* _Task directions_: Search the listing for the string "JSON" and copy every line that contains it.

* _Source data_:
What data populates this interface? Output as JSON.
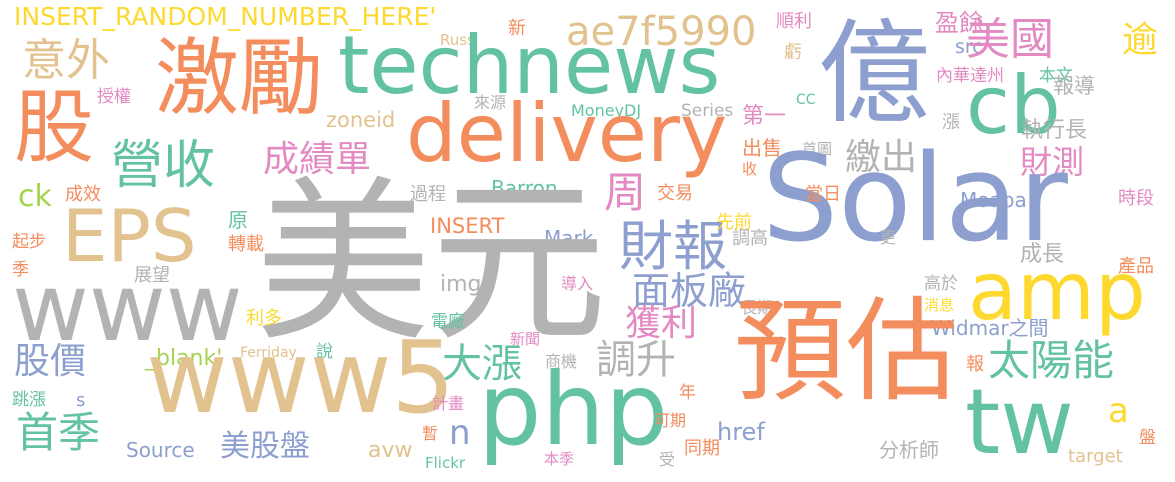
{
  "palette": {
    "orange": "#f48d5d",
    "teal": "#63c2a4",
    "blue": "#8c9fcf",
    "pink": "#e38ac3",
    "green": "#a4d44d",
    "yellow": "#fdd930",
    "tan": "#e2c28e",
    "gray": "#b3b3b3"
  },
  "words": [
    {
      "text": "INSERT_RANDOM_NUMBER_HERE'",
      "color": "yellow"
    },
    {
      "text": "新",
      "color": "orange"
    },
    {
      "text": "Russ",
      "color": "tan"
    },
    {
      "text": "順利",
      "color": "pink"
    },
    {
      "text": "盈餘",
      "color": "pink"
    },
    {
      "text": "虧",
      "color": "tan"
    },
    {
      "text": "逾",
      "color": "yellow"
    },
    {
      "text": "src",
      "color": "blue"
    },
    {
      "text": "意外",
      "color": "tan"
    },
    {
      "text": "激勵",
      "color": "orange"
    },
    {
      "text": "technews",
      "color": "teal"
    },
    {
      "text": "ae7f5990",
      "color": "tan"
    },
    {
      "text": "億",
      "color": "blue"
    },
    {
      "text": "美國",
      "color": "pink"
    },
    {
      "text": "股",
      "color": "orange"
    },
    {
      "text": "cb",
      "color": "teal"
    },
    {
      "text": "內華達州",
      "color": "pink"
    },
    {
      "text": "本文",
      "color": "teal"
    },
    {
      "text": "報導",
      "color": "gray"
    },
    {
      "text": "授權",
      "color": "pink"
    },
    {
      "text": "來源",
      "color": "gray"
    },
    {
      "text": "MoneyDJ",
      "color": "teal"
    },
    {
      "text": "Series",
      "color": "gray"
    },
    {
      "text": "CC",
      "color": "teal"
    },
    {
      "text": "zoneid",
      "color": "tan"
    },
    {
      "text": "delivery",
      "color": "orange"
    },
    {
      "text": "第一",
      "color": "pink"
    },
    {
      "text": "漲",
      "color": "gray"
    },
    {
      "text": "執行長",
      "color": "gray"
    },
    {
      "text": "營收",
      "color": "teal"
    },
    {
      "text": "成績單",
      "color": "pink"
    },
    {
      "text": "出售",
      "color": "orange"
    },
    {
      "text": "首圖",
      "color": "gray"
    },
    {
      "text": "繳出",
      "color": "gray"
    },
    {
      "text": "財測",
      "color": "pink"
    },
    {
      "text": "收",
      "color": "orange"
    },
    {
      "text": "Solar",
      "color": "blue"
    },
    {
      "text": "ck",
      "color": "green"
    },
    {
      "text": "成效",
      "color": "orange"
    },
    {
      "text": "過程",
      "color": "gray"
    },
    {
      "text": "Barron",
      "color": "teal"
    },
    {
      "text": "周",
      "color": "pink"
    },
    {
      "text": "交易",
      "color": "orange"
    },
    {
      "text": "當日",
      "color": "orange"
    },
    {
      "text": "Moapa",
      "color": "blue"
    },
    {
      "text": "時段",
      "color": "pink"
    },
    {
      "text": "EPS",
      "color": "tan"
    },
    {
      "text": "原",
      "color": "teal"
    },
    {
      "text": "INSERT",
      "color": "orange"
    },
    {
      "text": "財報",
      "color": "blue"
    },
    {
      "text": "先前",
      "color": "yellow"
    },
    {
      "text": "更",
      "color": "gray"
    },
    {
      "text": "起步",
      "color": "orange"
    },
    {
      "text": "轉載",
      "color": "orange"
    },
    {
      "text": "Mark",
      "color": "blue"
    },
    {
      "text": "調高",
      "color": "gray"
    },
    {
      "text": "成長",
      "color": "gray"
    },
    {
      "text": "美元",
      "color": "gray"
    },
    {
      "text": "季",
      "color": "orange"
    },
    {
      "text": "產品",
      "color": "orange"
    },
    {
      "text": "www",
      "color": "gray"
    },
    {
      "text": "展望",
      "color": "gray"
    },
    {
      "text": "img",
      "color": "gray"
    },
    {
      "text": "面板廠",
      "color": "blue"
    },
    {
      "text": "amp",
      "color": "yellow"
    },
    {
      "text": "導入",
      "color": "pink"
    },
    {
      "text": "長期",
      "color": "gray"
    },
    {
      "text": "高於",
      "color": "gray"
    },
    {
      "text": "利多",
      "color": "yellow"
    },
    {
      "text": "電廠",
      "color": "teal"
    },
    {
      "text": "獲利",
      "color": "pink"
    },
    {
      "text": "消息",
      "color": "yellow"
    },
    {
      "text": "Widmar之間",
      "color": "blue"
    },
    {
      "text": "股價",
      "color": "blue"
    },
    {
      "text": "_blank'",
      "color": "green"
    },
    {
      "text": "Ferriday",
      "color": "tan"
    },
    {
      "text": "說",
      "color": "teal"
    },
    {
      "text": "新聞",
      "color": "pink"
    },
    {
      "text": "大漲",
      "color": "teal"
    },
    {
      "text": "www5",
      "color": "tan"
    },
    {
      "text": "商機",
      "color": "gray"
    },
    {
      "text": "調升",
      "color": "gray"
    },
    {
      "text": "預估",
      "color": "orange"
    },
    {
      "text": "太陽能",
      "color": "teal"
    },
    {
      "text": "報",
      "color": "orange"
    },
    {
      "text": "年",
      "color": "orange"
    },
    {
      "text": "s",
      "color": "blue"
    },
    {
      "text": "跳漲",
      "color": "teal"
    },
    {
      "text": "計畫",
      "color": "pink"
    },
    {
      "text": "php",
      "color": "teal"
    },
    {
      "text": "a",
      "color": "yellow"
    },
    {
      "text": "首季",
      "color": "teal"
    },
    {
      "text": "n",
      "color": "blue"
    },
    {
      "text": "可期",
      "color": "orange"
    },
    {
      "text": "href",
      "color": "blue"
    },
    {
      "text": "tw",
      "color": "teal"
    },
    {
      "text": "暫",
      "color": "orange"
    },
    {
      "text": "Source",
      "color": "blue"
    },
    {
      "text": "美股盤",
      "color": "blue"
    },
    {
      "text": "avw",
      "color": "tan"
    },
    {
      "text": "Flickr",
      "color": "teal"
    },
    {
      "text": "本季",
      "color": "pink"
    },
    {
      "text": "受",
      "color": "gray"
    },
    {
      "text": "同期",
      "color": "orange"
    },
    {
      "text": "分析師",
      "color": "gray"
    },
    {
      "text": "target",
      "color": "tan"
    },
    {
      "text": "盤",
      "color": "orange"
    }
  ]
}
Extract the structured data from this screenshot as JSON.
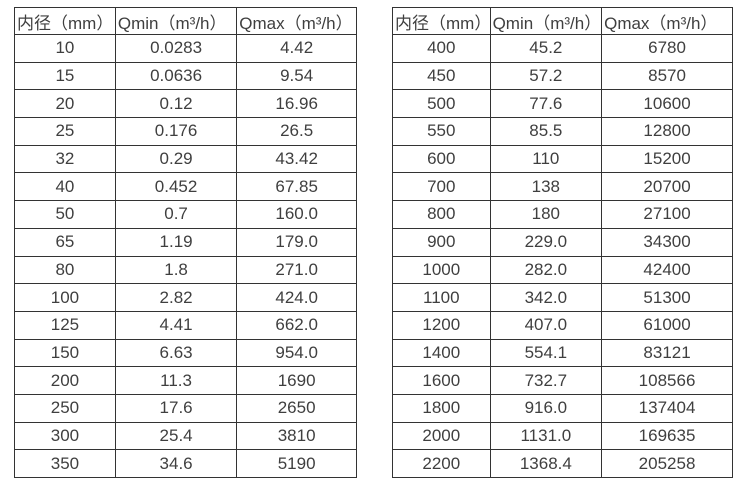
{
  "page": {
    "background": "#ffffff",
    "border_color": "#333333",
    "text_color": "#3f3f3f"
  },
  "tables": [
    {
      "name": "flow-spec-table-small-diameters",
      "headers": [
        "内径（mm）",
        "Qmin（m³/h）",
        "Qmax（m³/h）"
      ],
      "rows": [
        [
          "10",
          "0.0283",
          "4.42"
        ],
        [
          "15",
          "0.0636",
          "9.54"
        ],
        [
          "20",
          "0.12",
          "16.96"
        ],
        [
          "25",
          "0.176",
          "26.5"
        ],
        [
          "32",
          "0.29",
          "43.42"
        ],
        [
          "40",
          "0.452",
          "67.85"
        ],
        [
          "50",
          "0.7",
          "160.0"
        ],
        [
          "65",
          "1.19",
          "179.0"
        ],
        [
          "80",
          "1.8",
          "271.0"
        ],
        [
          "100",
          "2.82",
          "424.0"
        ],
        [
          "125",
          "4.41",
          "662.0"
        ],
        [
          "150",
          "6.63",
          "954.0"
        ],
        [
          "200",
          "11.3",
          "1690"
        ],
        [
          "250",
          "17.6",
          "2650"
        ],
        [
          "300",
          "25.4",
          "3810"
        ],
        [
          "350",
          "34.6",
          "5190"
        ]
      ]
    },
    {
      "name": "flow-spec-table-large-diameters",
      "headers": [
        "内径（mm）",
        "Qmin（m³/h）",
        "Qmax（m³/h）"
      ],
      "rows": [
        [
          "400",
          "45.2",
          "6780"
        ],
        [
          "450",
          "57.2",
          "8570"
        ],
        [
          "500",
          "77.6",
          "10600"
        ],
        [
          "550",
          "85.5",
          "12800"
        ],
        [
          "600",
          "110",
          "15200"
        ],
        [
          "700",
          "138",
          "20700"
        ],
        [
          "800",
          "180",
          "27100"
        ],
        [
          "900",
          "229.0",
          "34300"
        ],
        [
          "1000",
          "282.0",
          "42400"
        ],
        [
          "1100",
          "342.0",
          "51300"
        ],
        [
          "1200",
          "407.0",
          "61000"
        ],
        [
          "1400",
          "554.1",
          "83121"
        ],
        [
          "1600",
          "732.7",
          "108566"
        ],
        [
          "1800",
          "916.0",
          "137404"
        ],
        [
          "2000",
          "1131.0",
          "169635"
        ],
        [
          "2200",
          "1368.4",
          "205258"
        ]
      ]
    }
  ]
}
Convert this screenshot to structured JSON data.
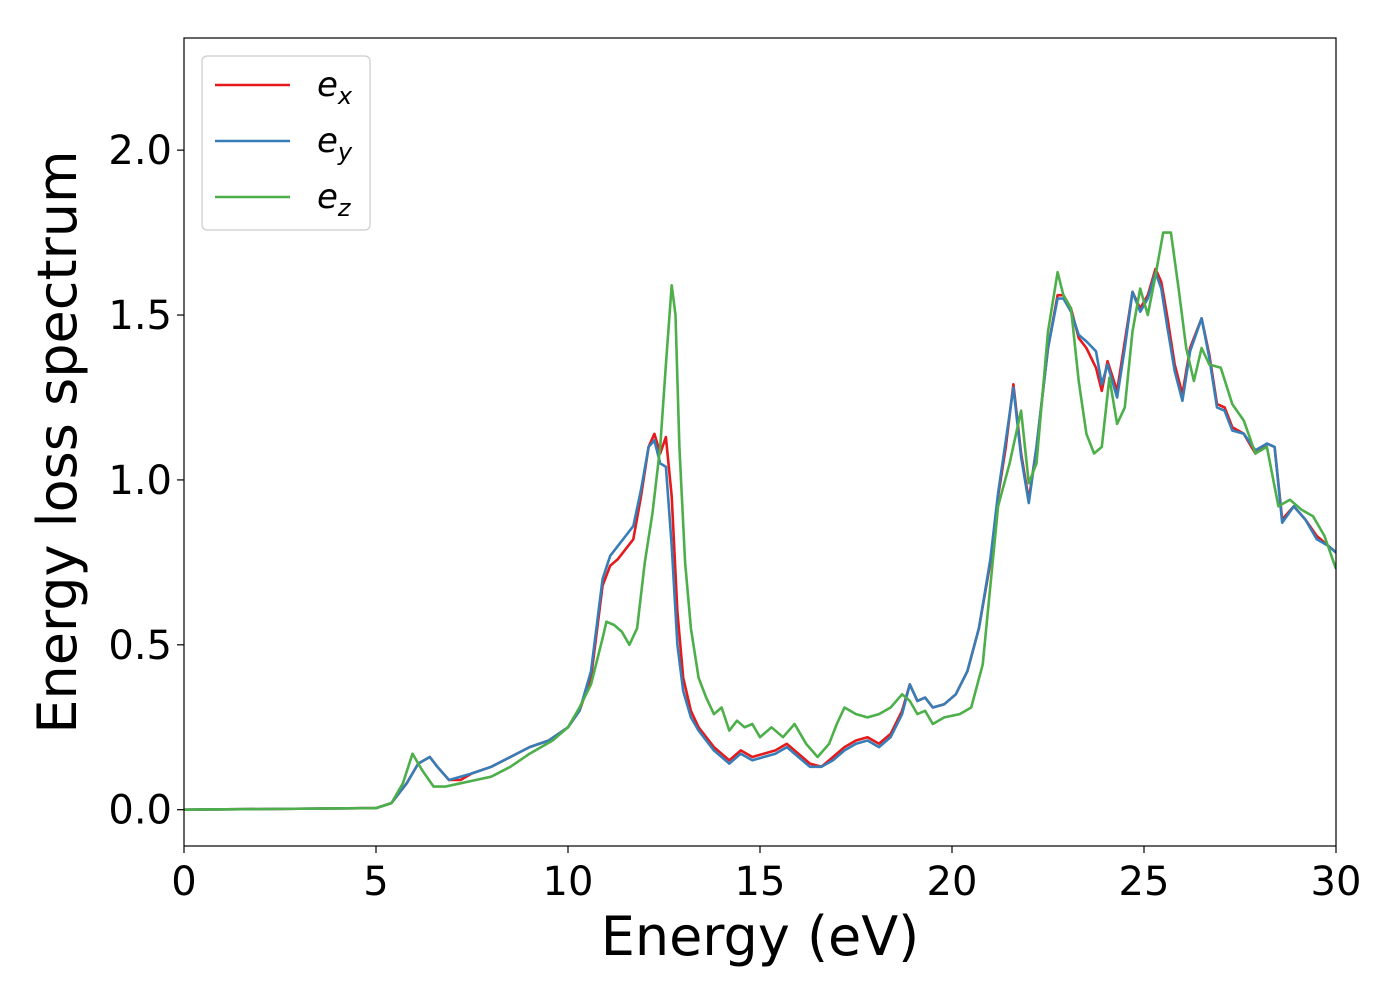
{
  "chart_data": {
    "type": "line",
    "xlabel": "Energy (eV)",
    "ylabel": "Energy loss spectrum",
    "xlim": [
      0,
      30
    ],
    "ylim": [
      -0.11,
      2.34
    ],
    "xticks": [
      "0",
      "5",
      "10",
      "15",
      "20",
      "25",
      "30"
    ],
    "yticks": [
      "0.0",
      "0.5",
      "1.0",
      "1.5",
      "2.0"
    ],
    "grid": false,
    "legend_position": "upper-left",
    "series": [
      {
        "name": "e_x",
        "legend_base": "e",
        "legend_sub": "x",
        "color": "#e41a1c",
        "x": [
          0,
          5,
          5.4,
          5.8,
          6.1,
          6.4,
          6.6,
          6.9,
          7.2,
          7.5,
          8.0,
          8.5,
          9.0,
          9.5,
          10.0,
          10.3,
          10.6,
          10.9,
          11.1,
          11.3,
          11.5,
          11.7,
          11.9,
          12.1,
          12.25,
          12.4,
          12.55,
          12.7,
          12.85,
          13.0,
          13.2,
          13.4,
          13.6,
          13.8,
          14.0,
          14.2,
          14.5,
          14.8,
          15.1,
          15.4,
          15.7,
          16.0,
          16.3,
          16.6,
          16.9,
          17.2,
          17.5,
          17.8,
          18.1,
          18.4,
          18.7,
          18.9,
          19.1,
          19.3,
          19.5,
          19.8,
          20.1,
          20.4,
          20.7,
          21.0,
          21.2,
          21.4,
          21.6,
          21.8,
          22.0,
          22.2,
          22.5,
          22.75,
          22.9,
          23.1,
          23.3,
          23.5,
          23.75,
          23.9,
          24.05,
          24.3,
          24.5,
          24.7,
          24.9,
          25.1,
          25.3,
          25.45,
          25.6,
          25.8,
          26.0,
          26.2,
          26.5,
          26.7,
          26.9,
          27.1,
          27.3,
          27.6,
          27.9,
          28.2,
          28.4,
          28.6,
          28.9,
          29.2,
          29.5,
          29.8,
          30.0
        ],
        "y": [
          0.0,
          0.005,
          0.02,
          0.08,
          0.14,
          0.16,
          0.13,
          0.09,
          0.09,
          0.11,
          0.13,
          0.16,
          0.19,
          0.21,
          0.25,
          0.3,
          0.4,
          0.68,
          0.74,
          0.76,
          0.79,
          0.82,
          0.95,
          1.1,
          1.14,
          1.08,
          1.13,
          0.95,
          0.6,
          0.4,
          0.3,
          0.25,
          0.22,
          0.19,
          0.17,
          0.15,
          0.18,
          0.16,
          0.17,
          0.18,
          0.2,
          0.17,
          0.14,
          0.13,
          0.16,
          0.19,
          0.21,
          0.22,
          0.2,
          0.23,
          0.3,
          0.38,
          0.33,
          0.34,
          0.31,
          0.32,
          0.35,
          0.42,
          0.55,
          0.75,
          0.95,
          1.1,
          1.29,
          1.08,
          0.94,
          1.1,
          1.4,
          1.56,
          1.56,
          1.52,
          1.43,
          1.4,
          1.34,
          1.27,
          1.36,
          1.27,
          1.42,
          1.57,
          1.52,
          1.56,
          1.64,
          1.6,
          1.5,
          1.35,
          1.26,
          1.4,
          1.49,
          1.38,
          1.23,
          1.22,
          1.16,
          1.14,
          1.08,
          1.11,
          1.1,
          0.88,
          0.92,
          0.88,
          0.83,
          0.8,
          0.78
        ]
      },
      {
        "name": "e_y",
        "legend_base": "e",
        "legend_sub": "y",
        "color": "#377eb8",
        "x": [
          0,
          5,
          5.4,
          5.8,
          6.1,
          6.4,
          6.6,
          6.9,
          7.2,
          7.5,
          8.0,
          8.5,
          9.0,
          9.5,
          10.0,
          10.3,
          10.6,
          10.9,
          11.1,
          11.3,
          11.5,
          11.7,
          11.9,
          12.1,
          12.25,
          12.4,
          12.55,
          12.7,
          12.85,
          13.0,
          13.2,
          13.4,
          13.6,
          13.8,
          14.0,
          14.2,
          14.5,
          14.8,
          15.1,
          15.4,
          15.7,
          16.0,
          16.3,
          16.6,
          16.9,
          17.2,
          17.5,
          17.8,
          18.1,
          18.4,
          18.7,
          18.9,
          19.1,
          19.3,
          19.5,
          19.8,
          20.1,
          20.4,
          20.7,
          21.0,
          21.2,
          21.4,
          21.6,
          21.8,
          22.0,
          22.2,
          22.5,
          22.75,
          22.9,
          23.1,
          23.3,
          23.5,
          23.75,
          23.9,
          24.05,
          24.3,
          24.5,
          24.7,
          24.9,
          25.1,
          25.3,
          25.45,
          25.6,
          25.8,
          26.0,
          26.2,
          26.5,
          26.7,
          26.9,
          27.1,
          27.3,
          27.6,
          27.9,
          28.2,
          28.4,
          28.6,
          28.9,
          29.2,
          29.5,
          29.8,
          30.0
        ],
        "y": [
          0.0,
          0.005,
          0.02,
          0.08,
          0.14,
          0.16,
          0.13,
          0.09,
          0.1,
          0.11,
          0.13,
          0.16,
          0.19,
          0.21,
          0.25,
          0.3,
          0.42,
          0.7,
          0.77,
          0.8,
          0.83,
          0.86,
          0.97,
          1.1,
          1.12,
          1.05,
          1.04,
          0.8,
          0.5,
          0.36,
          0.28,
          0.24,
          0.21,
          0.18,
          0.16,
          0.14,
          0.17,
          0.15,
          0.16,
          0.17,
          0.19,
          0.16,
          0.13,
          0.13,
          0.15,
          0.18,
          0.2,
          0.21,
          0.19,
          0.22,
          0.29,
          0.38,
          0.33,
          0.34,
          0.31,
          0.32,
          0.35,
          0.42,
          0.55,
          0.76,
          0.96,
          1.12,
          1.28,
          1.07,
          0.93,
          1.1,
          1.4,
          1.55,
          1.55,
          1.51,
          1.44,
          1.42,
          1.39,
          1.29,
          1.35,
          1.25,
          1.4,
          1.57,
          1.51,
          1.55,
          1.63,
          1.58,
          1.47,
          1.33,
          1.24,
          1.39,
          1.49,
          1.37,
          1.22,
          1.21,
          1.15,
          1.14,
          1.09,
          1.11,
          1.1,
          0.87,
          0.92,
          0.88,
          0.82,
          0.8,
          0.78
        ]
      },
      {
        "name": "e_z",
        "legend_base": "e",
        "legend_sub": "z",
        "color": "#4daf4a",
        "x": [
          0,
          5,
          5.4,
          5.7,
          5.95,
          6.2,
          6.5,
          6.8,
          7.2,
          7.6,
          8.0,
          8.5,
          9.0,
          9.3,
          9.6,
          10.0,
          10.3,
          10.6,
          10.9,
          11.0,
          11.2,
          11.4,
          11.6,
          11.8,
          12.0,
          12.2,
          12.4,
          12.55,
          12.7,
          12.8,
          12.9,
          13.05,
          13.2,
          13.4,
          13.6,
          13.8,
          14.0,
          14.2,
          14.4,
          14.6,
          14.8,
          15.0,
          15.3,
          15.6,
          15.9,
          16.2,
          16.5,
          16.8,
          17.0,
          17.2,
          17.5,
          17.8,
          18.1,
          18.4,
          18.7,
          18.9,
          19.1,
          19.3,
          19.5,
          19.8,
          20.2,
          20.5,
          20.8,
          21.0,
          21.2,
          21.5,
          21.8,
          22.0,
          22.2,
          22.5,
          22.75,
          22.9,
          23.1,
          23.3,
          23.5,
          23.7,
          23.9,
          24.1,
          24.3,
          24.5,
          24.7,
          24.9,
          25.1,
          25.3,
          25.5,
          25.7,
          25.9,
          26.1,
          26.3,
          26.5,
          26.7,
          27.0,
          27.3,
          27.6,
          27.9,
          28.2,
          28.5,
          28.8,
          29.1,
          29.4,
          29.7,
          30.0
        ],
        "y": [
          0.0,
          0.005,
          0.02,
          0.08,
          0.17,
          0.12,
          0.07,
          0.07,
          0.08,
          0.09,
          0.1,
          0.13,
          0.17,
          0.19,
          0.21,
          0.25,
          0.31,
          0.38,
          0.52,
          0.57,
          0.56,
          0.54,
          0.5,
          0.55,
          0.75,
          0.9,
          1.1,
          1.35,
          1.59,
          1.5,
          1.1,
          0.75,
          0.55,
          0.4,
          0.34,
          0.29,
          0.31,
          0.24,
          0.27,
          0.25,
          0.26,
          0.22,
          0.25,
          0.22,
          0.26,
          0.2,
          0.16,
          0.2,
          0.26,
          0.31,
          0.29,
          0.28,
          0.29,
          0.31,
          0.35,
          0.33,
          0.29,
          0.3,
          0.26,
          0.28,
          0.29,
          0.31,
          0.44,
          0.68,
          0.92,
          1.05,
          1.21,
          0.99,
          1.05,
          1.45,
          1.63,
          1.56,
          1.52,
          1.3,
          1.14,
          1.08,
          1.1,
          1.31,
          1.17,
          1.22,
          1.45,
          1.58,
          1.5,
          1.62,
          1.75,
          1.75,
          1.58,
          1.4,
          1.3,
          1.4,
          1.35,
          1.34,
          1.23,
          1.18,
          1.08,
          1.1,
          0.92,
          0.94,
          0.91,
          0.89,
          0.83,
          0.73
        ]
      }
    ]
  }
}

* _Answer to the exercise_:
What data populates this interface? Output as JSON.
Extract the structured data from this screenshot as JSON.
Convert this screenshot to structured JSON data.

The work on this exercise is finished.